#### TASK REQUIREMENTS:
Keep the wording of each record exactly the same when you repeat it, and leave out pictures.

#### MATERIAL FOR THIS TASK:
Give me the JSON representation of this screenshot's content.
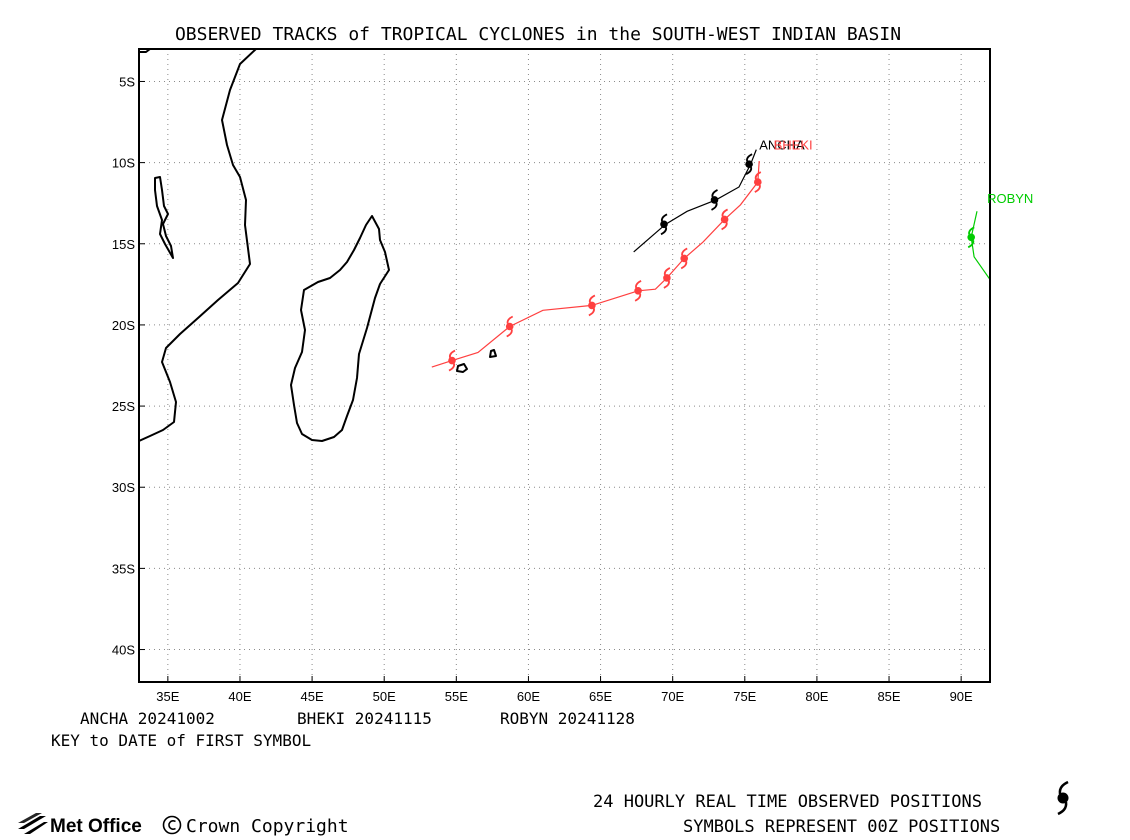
{
  "title": "OBSERVED TRACKS of TROPICAL CYCLONES in the SOUTH-WEST INDIAN BASIN",
  "map": {
    "lon_range": [
      33,
      92
    ],
    "lat_range": [
      -42,
      -3
    ],
    "lon_ticks": [
      {
        "value": 35,
        "label": "35E"
      },
      {
        "value": 40,
        "label": "40E"
      },
      {
        "value": 45,
        "label": "45E"
      },
      {
        "value": 50,
        "label": "50E"
      },
      {
        "value": 55,
        "label": "55E"
      },
      {
        "value": 60,
        "label": "60E"
      },
      {
        "value": 65,
        "label": "65E"
      },
      {
        "value": 70,
        "label": "70E"
      },
      {
        "value": 75,
        "label": "75E"
      },
      {
        "value": 80,
        "label": "80E"
      },
      {
        "value": 85,
        "label": "85E"
      },
      {
        "value": 90,
        "label": "90E"
      }
    ],
    "lat_ticks": [
      {
        "value": -5,
        "label": "5S"
      },
      {
        "value": -10,
        "label": "10S"
      },
      {
        "value": -15,
        "label": "15S"
      },
      {
        "value": -20,
        "label": "20S"
      },
      {
        "value": -25,
        "label": "25S"
      },
      {
        "value": -30,
        "label": "30S"
      },
      {
        "value": -35,
        "label": "35S"
      },
      {
        "value": -40,
        "label": "40S"
      }
    ],
    "grid": true
  },
  "storms": [
    {
      "name": "ANCHA",
      "color": "#000000",
      "label_lonlat": [
        76.0,
        -9.2
      ],
      "track": [
        [
          67.3,
          -15.5
        ],
        [
          69.5,
          -13.8
        ],
        [
          71.0,
          -13.0
        ],
        [
          73.0,
          -12.3
        ],
        [
          74.6,
          -11.5
        ],
        [
          75.4,
          -10.1
        ],
        [
          75.8,
          -9.2
        ]
      ],
      "positions": [
        [
          69.4,
          -13.8
        ],
        [
          72.9,
          -12.3
        ],
        [
          75.3,
          -10.1
        ]
      ]
    },
    {
      "name": "BHEKI",
      "color": "#ff4040",
      "label_lonlat": [
        77.0,
        -9.2
      ],
      "track": [
        [
          76.0,
          -9.9
        ],
        [
          75.9,
          -11.2
        ],
        [
          74.7,
          -12.6
        ],
        [
          73.6,
          -13.5
        ],
        [
          72.1,
          -14.9
        ],
        [
          70.8,
          -15.9
        ],
        [
          69.6,
          -17.1
        ],
        [
          68.8,
          -17.8
        ],
        [
          67.6,
          -17.9
        ],
        [
          64.4,
          -18.8
        ],
        [
          61.0,
          -19.1
        ],
        [
          58.7,
          -20.1
        ],
        [
          56.5,
          -21.7
        ],
        [
          54.7,
          -22.2
        ],
        [
          53.3,
          -22.6
        ]
      ],
      "positions": [
        [
          75.9,
          -11.2
        ],
        [
          73.6,
          -13.5
        ],
        [
          70.8,
          -15.9
        ],
        [
          69.6,
          -17.1
        ],
        [
          67.6,
          -17.9
        ],
        [
          64.4,
          -18.8
        ],
        [
          58.7,
          -20.1
        ],
        [
          54.7,
          -22.2
        ]
      ]
    },
    {
      "name": "ROBYN",
      "color": "#00cc00",
      "label_lonlat": [
        91.8,
        -12.5
      ],
      "track": [
        [
          91.1,
          -13.0
        ],
        [
          90.7,
          -14.6
        ],
        [
          90.9,
          -15.8
        ],
        [
          92.0,
          -17.2
        ],
        [
          93.7,
          -18.0
        ]
      ],
      "positions": [
        [
          90.7,
          -14.6
        ]
      ]
    }
  ],
  "key": {
    "entries": [
      "ANCHA 20241002",
      "BHEKI 20241115",
      "ROBYN 20241128"
    ],
    "caption": "KEY to DATE of FIRST SYMBOL"
  },
  "footer": {
    "line1": "24 HOURLY REAL TIME OBSERVED POSITIONS",
    "line2": "SYMBOLS REPRESENT 00Z POSITIONS",
    "logo": "Met Office",
    "copyright": "Crown Copyright"
  }
}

#### FULL OUTPUT:
Give me the JSON representation of this screenshot's content.
{
  "title": "OBSERVED TRACKS of TROPICAL CYCLONES in the SOUTH-WEST INDIAN BASIN",
  "map": {
    "lon_range": [
      33,
      92
    ],
    "lat_range": [
      -42,
      -3
    ],
    "lon_ticks": [
      {
        "value": 35,
        "label": "35E"
      },
      {
        "value": 40,
        "label": "40E"
      },
      {
        "value": 45,
        "label": "45E"
      },
      {
        "value": 50,
        "label": "50E"
      },
      {
        "value": 55,
        "label": "55E"
      },
      {
        "value": 60,
        "label": "60E"
      },
      {
        "value": 65,
        "label": "65E"
      },
      {
        "value": 70,
        "label": "70E"
      },
      {
        "value": 75,
        "label": "75E"
      },
      {
        "value": 80,
        "label": "80E"
      },
      {
        "value": 85,
        "label": "85E"
      },
      {
        "value": 90,
        "label": "90E"
      }
    ],
    "lat_ticks": [
      {
        "value": -5,
        "label": "5S"
      },
      {
        "value": -10,
        "label": "10S"
      },
      {
        "value": -15,
        "label": "15S"
      },
      {
        "value": -20,
        "label": "20S"
      },
      {
        "value": -25,
        "label": "25S"
      },
      {
        "value": -30,
        "label": "30S"
      },
      {
        "value": -35,
        "label": "35S"
      },
      {
        "value": -40,
        "label": "40S"
      }
    ],
    "grid": true
  },
  "storms": [
    {
      "name": "ANCHA",
      "color": "#000000",
      "label_lonlat": [
        76.0,
        -9.2
      ],
      "track": [
        [
          67.3,
          -15.5
        ],
        [
          69.5,
          -13.8
        ],
        [
          71.0,
          -13.0
        ],
        [
          73.0,
          -12.3
        ],
        [
          74.6,
          -11.5
        ],
        [
          75.4,
          -10.1
        ],
        [
          75.8,
          -9.2
        ]
      ],
      "positions": [
        [
          69.4,
          -13.8
        ],
        [
          72.9,
          -12.3
        ],
        [
          75.3,
          -10.1
        ]
      ]
    },
    {
      "name": "BHEKI",
      "color": "#ff4040",
      "label_lonlat": [
        77.0,
        -9.2
      ],
      "track": [
        [
          76.0,
          -9.9
        ],
        [
          75.9,
          -11.2
        ],
        [
          74.7,
          -12.6
        ],
        [
          73.6,
          -13.5
        ],
        [
          72.1,
          -14.9
        ],
        [
          70.8,
          -15.9
        ],
        [
          69.6,
          -17.1
        ],
        [
          68.8,
          -17.8
        ],
        [
          67.6,
          -17.9
        ],
        [
          64.4,
          -18.8
        ],
        [
          61.0,
          -19.1
        ],
        [
          58.7,
          -20.1
        ],
        [
          56.5,
          -21.7
        ],
        [
          54.7,
          -22.2
        ],
        [
          53.3,
          -22.6
        ]
      ],
      "positions": [
        [
          75.9,
          -11.2
        ],
        [
          73.6,
          -13.5
        ],
        [
          70.8,
          -15.9
        ],
        [
          69.6,
          -17.1
        ],
        [
          67.6,
          -17.9
        ],
        [
          64.4,
          -18.8
        ],
        [
          58.7,
          -20.1
        ],
        [
          54.7,
          -22.2
        ]
      ]
    },
    {
      "name": "ROBYN",
      "color": "#00cc00",
      "label_lonlat": [
        91.8,
        -12.5
      ],
      "track": [
        [
          91.1,
          -13.0
        ],
        [
          90.7,
          -14.6
        ],
        [
          90.9,
          -15.8
        ],
        [
          92.0,
          -17.2
        ],
        [
          93.7,
          -18.0
        ]
      ],
      "positions": [
        [
          90.7,
          -14.6
        ]
      ]
    }
  ],
  "key": {
    "entries": [
      "ANCHA 20241002",
      "BHEKI 20241115",
      "ROBYN 20241128"
    ],
    "caption": "KEY to DATE of FIRST SYMBOL"
  },
  "footer": {
    "line1": "24 HOURLY REAL TIME OBSERVED POSITIONS",
    "line2": "SYMBOLS REPRESENT 00Z POSITIONS",
    "logo": "Met Office",
    "copyright": "Crown Copyright"
  }
}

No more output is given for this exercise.